■ **What needs to be done**: In the entries that follow, find the word "break" and report each line it is on.

[begin Provided information]

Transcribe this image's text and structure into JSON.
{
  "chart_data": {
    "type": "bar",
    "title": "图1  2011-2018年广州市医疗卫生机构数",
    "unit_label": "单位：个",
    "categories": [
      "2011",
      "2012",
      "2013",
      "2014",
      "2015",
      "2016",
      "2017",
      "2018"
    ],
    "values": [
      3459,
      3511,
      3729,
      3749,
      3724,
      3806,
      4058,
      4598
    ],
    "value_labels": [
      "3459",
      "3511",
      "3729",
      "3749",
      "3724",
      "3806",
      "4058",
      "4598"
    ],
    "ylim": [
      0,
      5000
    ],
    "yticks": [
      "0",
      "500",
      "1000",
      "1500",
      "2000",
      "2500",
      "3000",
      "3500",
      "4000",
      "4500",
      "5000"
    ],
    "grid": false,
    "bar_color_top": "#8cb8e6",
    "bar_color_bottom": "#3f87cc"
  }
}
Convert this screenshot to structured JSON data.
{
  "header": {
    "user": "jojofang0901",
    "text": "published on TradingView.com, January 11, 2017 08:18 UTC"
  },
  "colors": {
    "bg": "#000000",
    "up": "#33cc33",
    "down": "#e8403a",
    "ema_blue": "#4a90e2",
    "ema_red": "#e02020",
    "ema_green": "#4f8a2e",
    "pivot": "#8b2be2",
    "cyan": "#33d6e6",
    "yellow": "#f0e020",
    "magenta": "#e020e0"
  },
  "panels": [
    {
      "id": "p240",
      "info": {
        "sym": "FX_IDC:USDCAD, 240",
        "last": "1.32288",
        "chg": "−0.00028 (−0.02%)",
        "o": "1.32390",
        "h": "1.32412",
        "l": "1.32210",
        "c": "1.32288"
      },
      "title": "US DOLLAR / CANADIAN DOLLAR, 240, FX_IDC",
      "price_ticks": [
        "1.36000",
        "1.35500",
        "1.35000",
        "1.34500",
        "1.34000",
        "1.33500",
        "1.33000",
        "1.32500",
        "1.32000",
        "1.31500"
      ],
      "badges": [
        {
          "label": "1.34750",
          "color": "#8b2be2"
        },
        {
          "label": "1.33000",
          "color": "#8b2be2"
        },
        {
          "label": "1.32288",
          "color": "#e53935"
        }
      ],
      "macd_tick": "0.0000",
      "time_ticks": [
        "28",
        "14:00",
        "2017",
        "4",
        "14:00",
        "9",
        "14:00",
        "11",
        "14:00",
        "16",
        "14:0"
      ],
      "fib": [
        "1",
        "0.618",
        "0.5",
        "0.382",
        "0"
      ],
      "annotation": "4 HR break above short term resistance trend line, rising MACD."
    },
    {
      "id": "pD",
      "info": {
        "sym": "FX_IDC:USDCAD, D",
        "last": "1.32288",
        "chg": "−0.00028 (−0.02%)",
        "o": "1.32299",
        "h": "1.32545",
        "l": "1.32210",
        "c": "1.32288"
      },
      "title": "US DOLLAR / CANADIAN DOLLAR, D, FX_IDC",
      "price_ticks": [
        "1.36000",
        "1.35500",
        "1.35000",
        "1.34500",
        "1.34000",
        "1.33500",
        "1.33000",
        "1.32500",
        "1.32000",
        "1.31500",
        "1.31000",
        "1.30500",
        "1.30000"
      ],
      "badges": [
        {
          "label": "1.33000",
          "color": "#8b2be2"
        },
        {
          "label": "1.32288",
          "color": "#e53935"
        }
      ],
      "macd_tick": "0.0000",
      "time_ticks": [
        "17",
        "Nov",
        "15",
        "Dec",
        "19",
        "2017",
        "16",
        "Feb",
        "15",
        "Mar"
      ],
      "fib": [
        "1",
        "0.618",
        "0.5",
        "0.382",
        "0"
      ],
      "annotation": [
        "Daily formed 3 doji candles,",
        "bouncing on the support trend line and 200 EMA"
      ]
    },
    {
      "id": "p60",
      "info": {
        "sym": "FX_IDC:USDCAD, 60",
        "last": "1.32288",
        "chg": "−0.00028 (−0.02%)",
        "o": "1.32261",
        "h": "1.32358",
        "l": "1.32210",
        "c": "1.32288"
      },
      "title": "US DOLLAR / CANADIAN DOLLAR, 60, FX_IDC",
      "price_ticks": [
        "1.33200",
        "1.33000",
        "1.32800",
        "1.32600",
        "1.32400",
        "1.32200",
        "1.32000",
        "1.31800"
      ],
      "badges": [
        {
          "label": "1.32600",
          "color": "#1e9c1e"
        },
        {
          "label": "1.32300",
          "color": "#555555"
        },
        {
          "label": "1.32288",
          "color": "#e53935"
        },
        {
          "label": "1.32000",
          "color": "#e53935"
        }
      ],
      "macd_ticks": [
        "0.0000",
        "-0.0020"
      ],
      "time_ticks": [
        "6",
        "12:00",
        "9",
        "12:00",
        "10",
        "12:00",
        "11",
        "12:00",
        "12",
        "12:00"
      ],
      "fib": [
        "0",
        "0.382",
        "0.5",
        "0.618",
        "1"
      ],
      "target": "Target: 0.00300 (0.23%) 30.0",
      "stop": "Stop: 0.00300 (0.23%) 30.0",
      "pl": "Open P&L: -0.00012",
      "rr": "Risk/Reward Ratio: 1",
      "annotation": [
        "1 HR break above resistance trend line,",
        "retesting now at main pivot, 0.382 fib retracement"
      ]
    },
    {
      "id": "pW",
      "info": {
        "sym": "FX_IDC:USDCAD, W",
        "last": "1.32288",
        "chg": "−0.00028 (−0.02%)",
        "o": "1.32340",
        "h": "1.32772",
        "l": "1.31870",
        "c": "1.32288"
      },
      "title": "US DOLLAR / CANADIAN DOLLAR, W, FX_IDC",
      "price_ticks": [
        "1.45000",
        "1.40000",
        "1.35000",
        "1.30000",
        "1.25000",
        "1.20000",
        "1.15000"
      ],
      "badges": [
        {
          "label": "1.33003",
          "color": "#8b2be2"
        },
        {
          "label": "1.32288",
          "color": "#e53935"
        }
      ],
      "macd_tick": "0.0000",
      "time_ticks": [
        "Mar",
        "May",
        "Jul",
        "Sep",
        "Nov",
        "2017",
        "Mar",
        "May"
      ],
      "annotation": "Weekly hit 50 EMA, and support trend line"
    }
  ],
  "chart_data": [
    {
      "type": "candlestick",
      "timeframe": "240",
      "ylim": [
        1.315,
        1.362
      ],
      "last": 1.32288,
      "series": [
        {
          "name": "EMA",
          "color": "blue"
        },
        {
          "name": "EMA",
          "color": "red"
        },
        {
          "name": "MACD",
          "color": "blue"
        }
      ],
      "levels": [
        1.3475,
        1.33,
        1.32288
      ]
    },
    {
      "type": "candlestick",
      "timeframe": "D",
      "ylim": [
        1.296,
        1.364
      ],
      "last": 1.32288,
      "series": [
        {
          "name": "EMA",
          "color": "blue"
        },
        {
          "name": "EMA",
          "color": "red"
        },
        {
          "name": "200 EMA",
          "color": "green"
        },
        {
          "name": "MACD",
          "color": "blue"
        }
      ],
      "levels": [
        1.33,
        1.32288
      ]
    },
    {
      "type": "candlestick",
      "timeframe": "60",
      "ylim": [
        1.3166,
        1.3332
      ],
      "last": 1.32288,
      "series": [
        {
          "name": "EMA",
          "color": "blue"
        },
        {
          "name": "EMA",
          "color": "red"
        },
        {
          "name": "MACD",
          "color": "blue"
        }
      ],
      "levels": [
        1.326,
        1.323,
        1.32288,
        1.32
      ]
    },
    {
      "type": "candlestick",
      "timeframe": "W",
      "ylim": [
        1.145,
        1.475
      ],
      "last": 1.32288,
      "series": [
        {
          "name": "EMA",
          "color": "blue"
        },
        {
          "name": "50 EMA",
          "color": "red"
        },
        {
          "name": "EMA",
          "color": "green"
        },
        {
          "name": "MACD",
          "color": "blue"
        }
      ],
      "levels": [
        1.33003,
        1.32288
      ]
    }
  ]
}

[end Provided information]
[begin Provided information]

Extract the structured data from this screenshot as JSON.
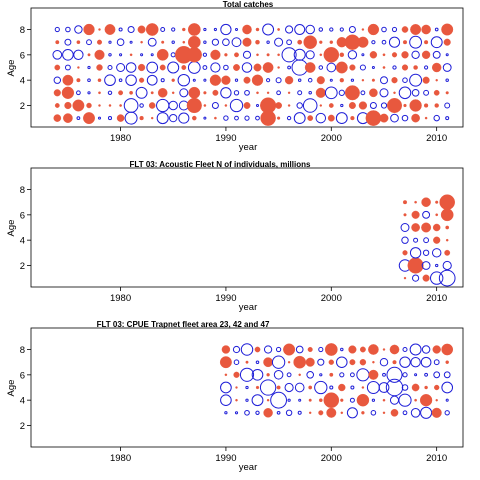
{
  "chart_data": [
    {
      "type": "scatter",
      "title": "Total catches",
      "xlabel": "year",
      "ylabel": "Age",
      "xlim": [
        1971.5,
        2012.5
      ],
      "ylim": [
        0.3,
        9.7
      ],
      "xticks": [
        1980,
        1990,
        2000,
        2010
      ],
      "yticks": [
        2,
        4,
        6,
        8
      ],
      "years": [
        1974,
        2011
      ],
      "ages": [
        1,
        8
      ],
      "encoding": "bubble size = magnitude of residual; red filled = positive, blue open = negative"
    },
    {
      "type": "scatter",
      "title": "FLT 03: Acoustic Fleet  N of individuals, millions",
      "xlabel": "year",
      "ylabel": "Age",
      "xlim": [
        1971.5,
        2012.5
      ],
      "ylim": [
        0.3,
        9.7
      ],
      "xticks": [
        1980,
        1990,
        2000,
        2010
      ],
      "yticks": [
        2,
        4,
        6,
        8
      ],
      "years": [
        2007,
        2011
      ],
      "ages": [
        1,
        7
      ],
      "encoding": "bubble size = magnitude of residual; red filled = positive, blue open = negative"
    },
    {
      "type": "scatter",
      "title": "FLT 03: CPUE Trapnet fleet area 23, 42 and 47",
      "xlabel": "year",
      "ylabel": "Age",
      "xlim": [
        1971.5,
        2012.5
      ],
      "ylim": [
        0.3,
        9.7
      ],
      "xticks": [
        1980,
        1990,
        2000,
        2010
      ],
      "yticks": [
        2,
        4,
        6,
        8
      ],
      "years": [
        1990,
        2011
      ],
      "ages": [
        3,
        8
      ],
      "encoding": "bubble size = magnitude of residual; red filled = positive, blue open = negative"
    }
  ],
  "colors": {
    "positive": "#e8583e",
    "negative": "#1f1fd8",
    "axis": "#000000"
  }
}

[end Provided information]
[begin Provided information]

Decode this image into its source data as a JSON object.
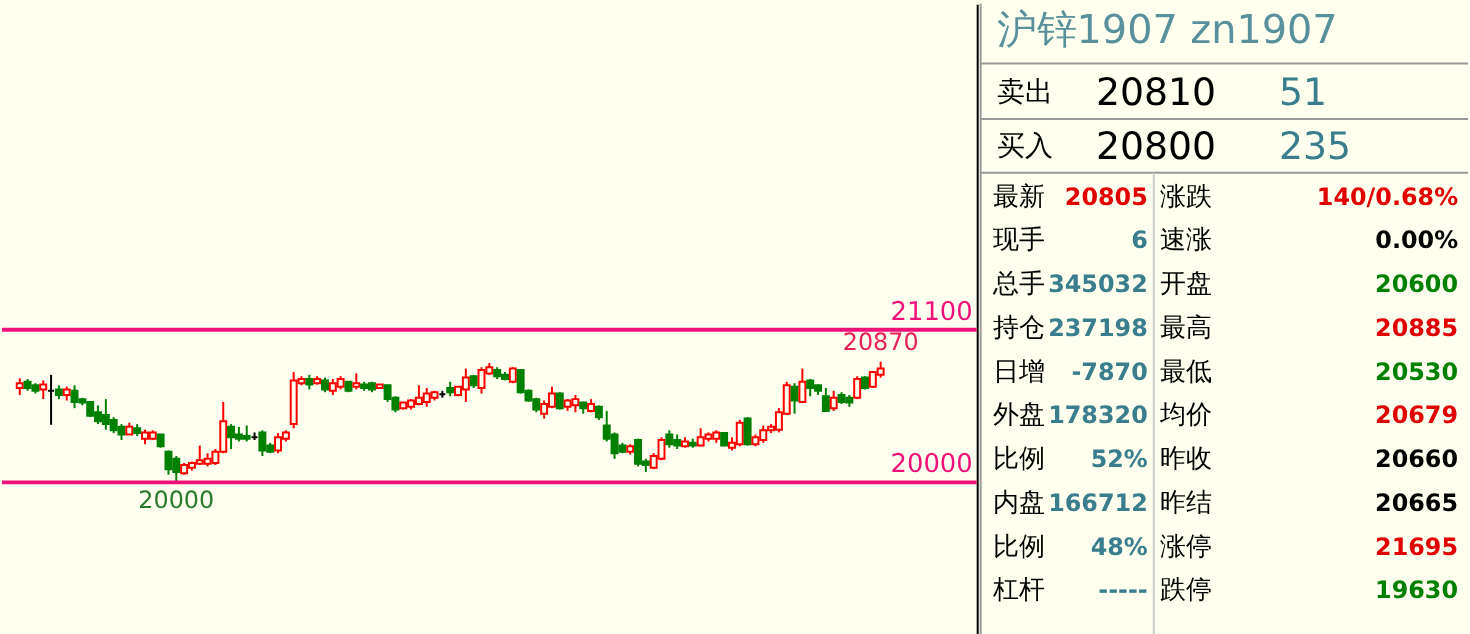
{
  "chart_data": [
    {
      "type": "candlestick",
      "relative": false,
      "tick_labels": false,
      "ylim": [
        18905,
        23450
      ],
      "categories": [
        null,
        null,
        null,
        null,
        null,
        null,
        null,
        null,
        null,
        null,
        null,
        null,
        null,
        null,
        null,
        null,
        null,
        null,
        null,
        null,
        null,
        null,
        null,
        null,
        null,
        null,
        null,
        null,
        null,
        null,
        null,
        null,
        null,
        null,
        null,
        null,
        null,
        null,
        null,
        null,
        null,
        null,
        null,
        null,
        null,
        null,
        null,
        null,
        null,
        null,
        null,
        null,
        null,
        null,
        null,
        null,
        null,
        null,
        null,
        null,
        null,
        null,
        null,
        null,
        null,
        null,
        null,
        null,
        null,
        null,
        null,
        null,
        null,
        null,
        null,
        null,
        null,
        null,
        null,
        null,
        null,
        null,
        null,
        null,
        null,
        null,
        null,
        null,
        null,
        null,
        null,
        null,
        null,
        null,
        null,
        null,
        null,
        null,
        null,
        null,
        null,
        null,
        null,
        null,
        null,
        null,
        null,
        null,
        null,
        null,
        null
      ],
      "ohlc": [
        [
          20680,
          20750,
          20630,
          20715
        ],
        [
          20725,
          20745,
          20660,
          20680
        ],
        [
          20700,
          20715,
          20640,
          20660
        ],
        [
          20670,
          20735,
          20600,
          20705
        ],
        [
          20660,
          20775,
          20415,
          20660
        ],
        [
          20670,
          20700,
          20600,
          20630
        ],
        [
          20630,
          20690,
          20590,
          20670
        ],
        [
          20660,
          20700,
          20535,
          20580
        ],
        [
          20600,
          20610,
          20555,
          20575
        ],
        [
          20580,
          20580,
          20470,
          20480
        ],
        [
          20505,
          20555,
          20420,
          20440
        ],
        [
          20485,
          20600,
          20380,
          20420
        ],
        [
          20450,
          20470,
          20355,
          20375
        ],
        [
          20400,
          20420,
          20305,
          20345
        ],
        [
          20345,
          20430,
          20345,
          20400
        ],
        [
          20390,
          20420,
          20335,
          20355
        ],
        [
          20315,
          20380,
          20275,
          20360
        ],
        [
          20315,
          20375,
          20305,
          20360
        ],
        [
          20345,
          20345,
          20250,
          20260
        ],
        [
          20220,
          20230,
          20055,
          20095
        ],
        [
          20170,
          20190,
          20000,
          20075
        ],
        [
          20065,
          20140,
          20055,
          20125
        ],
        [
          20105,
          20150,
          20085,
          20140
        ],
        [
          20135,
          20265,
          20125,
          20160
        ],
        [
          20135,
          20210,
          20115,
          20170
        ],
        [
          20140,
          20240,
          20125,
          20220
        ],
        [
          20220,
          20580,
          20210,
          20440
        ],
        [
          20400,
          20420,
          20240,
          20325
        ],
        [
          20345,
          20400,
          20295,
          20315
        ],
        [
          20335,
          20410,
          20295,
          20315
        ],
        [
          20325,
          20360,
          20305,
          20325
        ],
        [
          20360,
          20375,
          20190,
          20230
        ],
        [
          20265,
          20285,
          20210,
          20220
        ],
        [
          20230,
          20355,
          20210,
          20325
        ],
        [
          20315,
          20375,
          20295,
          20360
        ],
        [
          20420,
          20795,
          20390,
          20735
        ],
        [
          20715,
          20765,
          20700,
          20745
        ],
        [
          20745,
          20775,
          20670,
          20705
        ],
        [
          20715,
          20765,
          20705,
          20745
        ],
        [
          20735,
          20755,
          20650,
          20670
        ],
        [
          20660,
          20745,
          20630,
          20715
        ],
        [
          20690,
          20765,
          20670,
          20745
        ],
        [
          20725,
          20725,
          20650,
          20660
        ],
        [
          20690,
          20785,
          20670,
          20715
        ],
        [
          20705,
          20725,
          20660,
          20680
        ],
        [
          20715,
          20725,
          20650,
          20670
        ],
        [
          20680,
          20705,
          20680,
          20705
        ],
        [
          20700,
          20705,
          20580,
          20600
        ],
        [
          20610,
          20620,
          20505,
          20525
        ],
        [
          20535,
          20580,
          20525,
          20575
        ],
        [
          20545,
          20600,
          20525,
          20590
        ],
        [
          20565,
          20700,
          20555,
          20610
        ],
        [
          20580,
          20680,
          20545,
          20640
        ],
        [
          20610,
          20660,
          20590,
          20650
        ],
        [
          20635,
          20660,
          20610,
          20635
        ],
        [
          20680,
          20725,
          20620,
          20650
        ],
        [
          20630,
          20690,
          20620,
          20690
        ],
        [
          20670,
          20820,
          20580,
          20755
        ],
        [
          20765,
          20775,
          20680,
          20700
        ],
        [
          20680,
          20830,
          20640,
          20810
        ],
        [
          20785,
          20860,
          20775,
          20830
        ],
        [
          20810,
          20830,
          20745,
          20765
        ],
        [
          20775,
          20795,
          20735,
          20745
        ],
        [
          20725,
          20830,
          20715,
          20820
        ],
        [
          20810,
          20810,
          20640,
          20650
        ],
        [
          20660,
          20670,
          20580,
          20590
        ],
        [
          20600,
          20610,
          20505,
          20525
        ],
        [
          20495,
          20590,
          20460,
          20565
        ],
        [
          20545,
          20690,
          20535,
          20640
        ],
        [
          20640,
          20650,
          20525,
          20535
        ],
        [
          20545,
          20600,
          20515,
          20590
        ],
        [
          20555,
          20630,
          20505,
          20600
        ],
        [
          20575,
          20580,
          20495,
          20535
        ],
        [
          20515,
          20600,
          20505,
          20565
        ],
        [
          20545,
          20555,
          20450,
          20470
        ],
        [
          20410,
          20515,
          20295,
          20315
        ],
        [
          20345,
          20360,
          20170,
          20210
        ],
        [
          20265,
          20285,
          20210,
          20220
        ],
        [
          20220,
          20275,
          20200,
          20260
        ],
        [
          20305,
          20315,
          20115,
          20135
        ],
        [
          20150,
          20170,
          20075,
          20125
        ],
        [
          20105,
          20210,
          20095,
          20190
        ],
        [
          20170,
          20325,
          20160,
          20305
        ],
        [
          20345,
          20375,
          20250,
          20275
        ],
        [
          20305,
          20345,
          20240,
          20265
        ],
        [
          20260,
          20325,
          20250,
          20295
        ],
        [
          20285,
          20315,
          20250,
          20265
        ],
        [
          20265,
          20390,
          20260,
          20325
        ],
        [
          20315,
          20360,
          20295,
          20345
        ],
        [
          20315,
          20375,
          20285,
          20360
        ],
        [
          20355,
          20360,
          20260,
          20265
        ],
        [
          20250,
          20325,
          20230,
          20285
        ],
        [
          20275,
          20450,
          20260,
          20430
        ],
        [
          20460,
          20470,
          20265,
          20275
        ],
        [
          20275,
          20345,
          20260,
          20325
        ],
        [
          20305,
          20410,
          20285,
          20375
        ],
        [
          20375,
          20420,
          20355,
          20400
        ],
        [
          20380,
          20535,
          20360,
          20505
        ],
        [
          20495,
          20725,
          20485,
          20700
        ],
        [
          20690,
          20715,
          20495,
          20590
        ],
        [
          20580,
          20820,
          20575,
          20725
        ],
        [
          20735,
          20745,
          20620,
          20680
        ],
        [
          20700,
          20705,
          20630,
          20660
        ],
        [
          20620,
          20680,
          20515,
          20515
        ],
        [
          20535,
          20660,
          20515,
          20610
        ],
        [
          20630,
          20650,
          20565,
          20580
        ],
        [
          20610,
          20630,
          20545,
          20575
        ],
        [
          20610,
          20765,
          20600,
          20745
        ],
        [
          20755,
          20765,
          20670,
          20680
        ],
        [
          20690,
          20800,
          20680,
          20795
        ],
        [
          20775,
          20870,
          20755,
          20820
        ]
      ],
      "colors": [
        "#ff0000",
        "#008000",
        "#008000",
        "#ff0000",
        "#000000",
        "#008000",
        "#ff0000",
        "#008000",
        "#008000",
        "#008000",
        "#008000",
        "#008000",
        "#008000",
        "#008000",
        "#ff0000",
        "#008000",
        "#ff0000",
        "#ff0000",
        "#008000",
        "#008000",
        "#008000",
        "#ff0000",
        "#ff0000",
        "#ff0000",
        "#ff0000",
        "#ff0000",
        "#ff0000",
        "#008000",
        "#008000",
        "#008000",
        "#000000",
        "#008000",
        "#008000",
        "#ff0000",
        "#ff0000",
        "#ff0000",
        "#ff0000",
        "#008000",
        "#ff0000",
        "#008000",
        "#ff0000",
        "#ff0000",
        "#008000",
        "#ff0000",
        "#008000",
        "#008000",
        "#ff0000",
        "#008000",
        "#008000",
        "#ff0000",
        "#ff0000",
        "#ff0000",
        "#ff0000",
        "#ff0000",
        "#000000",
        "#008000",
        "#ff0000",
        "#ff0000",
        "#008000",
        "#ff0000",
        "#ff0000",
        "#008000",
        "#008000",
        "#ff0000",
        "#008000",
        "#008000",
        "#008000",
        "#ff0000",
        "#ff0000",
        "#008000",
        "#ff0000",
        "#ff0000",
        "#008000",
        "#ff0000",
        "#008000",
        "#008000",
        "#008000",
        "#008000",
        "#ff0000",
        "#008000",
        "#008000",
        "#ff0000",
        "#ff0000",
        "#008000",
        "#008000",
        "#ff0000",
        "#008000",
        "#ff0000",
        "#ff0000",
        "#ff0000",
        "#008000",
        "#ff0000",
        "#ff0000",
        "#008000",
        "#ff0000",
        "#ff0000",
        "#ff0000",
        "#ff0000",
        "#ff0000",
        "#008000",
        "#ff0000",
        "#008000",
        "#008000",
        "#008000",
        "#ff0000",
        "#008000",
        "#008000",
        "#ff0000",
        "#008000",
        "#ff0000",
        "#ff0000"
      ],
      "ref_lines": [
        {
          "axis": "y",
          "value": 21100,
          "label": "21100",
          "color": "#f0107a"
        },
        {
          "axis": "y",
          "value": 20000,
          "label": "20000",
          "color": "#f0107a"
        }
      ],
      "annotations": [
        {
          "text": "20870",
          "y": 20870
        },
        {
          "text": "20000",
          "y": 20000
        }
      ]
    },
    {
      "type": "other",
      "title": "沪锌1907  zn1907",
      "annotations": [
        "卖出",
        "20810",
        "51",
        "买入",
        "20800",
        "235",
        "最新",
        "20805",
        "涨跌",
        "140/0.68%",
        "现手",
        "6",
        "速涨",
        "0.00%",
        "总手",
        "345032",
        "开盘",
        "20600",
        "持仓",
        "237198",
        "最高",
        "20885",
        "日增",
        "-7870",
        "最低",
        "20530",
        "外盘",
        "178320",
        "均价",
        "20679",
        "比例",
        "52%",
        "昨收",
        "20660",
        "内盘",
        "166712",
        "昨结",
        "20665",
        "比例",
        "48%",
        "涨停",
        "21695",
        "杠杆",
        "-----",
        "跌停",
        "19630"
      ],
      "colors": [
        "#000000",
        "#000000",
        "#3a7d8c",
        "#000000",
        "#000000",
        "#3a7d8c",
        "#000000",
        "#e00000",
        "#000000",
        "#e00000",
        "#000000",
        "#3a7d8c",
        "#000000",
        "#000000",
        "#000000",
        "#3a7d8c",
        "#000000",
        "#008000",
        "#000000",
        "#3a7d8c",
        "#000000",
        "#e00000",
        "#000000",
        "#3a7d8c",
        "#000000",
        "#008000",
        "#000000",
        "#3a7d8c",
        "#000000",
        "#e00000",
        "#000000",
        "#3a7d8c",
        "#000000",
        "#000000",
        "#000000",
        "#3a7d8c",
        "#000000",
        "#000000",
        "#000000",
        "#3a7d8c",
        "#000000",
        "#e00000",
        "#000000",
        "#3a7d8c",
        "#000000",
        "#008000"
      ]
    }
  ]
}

[end Provided information]

■ **Reply**:
      "annotation": "4 HR break above short term resistance trend line, rising MACD."
        "1 HR break above resistance trend line,",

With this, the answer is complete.